─── Excerpted data

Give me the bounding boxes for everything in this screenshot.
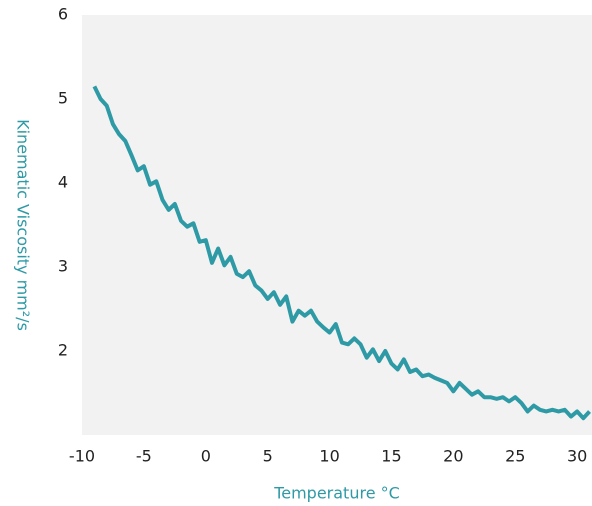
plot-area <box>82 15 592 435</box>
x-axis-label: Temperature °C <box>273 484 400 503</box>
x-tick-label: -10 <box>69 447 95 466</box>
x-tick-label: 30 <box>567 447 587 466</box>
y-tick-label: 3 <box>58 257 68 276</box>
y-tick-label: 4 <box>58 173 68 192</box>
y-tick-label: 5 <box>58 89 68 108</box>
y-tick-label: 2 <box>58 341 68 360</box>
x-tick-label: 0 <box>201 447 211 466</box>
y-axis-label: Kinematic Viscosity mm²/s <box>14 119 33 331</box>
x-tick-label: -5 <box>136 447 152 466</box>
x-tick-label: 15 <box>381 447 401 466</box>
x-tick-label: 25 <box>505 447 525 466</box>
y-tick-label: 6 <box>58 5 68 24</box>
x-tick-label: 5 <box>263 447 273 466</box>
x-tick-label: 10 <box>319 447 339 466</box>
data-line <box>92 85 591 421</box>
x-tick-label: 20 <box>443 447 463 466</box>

──────

Reproduce the data above with each "x-tick-label" renamed to "horizontal-tick" and everything else left unchanged. Leave the picture out of your answer.

▸ **Task solution**
Give me the bounding boxes for everything in this screenshot.
plot-area <box>82 15 592 435</box>
x-axis-label: Temperature °C <box>273 484 400 503</box>
horizontal-tick: -10 <box>69 447 95 466</box>
horizontal-tick: 30 <box>567 447 587 466</box>
y-tick-label: 3 <box>58 257 68 276</box>
y-tick-label: 4 <box>58 173 68 192</box>
y-tick-label: 5 <box>58 89 68 108</box>
y-tick-label: 2 <box>58 341 68 360</box>
horizontal-tick: 0 <box>201 447 211 466</box>
y-axis-label: Kinematic Viscosity mm²/s <box>14 119 33 331</box>
horizontal-tick: -5 <box>136 447 152 466</box>
horizontal-tick: 15 <box>381 447 401 466</box>
horizontal-tick: 25 <box>505 447 525 466</box>
y-tick-label: 6 <box>58 5 68 24</box>
horizontal-tick: 5 <box>263 447 273 466</box>
horizontal-tick: 10 <box>319 447 339 466</box>
data-line <box>92 85 591 421</box>
horizontal-tick: 20 <box>443 447 463 466</box>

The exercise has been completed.